> _Fragmento del texto_:
━━━━━━━━━━━━━━━━━━━━━━━━━━━━━━

En la escena de la conversación del veterano juez norteamericano, presidente del Tribunal que juzgaba los crímenes de guerra del nazismo, con las personas que con él convivían y servían en su temporal residencia en la capital germana donde se desarrolló el proceso, se hace visible, con palabras y gestos elocuentes, hasta qué punto se puede conseguir anestesiar a casi todo un pueblo por el totalitarismo criminal de quienes, no solo quieren cambiar la sociedad a su capricho, sino que también pretenden cambiar las conciencias, sometiéndolas sin posibilidad de reacción. Y es que las diferentes doctrinas totalitarias parten siempre de una inmoralidad radical, que consiste en negar que haya más fines defendibles que los suyos y que esos fines justifican todos los medios, entre los que suelen estar la mentira, la extorsión y en los casos más extremos, el crimen, como llegó a suceder por millones, tanto en la Alemania de Hitler, con la locura del Holocausto, como en los países comunistas bajo la bota de Stalin, tras el telón de acero, que durante decenas de años sirvió para evitar que los ciudadanos huyeran hacia la libertad y para que se ocultaran los horrores del Gulag.

La amenaza totalitaria no ha desaparecido y para evitarla es imprescindible contar con una prensa libre y plural y unos tribunales independientes e imparciales, que son las dos cosas que tratan de copar y mediatizar aquellas ideologías, como nos recuerda la historia de un pasado relativamente reciente y que no debemos olvidar.

En España, tras años de libertades y Democracia, nacidas de la mano del Rey Don Juan Carlos I y bajo la seguridad jurídica creada, desde el principio, por jueces independientes, que protegieron la Constitución española de 1978, han empezado a aparecer signos del peligro totalitario. En efecto y solo a título de ejemplos, hemos visto cómo todos los periódicos de Cataluña publicaban el mismo editorial; como se produce de manera homogénea el mismo tratamiento televisivo en ciertas noticias, con una confusa mezcla entre información y opinión, en dirección a la «verdad única»; como se extiende el silencio sobre otros acontecimientos; como se organiza una cacerolada contra el actual Rey Don Felipe VI y en apoyo de la república con el apoyo expreso y público de un vicepresidente del Gobierno, faltando a la promesa de lealtad, prestada al asumir el cargo; como se vertía pintura sobre la puerta del domicilio particular del magistrado del Tribunal Supremo, instructor de la llamada «causa del procés», Pablo Llarena; como se vituperaba al ya fallecido magistrado instructor en Barcelona de otra de las tropelías del separatismo; como, desde otro ángulo, se hacía lo mismo en Madrid con la magistrada instructora de la llamada «causa del 8 M» y como en la actualidad las terminales mediáticas de una ideología que se reconoce comunista, tanto como sus operadores en las redes sociales, tratan inútilmente de desprestigiar no solo el trabajo, sino también la persona del magistrado-juez de Instrucción, número 6 de la Audiencia Nacional, Manuel García Castellón, por haber tenido la osadía de investigar la extraña conducta procesal de una de las partes en la compleja y diversa causa del comisario Villarejo, de donde ha resultado investigable también, la propia conducta personal del vicepresidente del Gobierno, rozando la púrpura de un intocable.

━━━━━━━━━━━━━━━━━━━━━━━━━━━━━━

> _Extractos de datos_:
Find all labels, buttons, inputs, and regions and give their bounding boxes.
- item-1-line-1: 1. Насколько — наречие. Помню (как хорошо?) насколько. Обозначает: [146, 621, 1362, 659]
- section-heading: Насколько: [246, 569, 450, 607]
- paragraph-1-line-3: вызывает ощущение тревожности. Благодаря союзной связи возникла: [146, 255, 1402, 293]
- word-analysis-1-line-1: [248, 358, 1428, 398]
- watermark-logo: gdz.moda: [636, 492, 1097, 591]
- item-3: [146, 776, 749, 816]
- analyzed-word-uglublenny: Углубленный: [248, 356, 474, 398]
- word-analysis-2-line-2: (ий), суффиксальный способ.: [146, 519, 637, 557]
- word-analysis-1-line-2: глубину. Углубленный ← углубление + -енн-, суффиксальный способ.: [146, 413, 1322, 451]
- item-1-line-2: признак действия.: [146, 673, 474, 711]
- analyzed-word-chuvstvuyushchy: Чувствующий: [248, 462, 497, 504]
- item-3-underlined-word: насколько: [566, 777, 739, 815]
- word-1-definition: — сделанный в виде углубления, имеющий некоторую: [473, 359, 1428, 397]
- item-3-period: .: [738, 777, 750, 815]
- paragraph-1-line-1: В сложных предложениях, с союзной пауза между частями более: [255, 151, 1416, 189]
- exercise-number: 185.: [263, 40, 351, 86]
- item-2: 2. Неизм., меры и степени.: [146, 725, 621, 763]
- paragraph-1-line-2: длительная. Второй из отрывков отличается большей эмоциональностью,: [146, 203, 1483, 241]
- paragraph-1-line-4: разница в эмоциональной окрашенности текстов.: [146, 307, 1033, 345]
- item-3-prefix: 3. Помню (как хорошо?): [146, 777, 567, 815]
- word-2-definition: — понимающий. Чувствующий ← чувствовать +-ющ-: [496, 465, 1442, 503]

━━━━━━━━━━━━━━━━━━━━━━━━━━━━━━

> _Orden de trabajo 1_:
Responde estas preguntas sobre el texto acerca del totalitarismo:
(a) ¿Qué dos cosas son imprescindibles, según el texto, para evitar la amenaza totalitaria?
(b) ¿De qué tribunal es magistrado Pablo Llarena?
(c) ¿Qué sirvió durante decenas de años para evitar que los ciudadanos huyeran hacia la libertad?
> _Orden de trabajo 2_:
Vuelve a escribir sin cambios el fragmento del texto sobre el totalitarismo que comienza en las palabras "La amenaza totalitaria" y termina tras las palabras "no debemos olvidar.".
> _Orden de trabajo 3_:
Continúa el texto sobre el totalitarismo desde el punto en que se interrumpe.

> _Resultado del ejercicio 1_:
(a) Una prensa libre y plural y unos tribunales independientes e imparciales.
(b) Del Tribunal Supremo.
(c) El telón de acero.

> _Resultado del ejercicio 2_:
La amenaza totalitaria no ha desaparecido y para evitarla es imprescindible contar con una prensa libre y plural y unos tribunales independientes e imparciales, que son las dos cosas que tratan de copar y mediatizar aquellas ideologías, como nos recuerda la historia de un pasado relativamente reciente y que no debemos olvidar.

> _Resultado del ejercicio 3_:
Lo que empieza, tal vez, a ser más preocupante es que estas alarmas de peligro totalitario se recrudezcan con un Gobierno de coalición entre el Partido Socialista, que cooperó tan decisivamente a traer a España las libertades y la democracia en que consiste nuestro sistema político desde 1978 y otro partido que no oculta su propósito antisistema, contando además con el imprescindible apoyo parlamentario de todo un panel de partidos políticos que, con sinceridad que no puede dejar de reconocerse, proclaman el propósito de destruir la unidad nacional de España, situación que no se ha producido nunca y sería impensable en cualquier nación de nuestro entorno.

Ramón Rodríguez Arribas fue presidente de la Unión Internacional de Magistrados.